Request:
Without omitting anything, retype the data that follows.

[Data records]
□ □ □ □ □
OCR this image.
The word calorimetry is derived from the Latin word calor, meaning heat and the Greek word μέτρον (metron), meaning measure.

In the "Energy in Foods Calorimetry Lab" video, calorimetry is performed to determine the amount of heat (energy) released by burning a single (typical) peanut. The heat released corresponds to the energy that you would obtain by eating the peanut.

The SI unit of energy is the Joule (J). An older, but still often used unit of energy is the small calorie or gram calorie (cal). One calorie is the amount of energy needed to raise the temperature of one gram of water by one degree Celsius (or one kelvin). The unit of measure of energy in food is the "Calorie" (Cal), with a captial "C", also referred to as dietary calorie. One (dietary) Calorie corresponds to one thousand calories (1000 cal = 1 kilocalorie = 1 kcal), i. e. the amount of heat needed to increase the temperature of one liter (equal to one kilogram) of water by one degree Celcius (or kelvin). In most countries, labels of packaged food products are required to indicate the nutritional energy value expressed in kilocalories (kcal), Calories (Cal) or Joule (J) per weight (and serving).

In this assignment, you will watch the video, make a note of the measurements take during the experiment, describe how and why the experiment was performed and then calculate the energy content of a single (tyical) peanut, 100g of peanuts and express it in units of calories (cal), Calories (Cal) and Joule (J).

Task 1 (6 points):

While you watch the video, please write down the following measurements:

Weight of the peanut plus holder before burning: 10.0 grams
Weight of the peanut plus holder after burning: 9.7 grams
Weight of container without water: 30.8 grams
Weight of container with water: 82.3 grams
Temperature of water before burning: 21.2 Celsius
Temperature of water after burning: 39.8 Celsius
□ □ □ □ □
Response for this exercise:
OCR this image.
The word calorimetry is derived from the Latin word calor, meaning heat and the Greek word μέτρον (metron), meaning measure.

In the "Energy in Foods Calorimetry Lab" video, calorimetry is performed to determine the amount of heat (energy) released by burning a single (typical) peanut. The heat released corresponds to the energy that you would obtain by eating the peanut.

The SI unit of energy is the Joule (J). An older, but still often used unit of energy is the small calorie or gram calorie (cal). One calorie is the amount of energy needed to raise the temperature of one gram of water by one degree Celsius (or one kelvin). The unit of measure of energy in food is the "Calorie" (Cal), with a captial "C", also referred to as dietary calorie. One (dietary) Calorie corresponds to one thousand calories (1000 cal = 1 kilocalorie = 1 kcal), i. e. the amount of heat needed to increase the temperature of one liter (equal to one kilogram) of water by one degree Celcius (or kelvin). In most countries, labels of packaged food products are required to indicate the nutritional energy value expressed in kilocalories (kcal), Calories (Cal) or Joule (J) per weight (and serving).

In this assignment, you will watch the video, make a note of the measurements take during the experiment, describe how and why the experiment was performed and then calculate the energy content of a single (tyical) peanut, 100g of peanuts and express it in units of calories (cal), Calories (Cal) and Joule (J).

Task 1 (6 points):

While you watch the video, please write down the following measurements:

Weight of the peanut plus holder before burning: 10.0 grams
Weight of the peanut plus holder after burning: 9.7 grams
Weight of container without water: 30.8 grams
Weight of container with water: 82.3 grams
Temperature of water before burning: 21.2 Celsius
Temperature of water after burning: 39.8 Celsius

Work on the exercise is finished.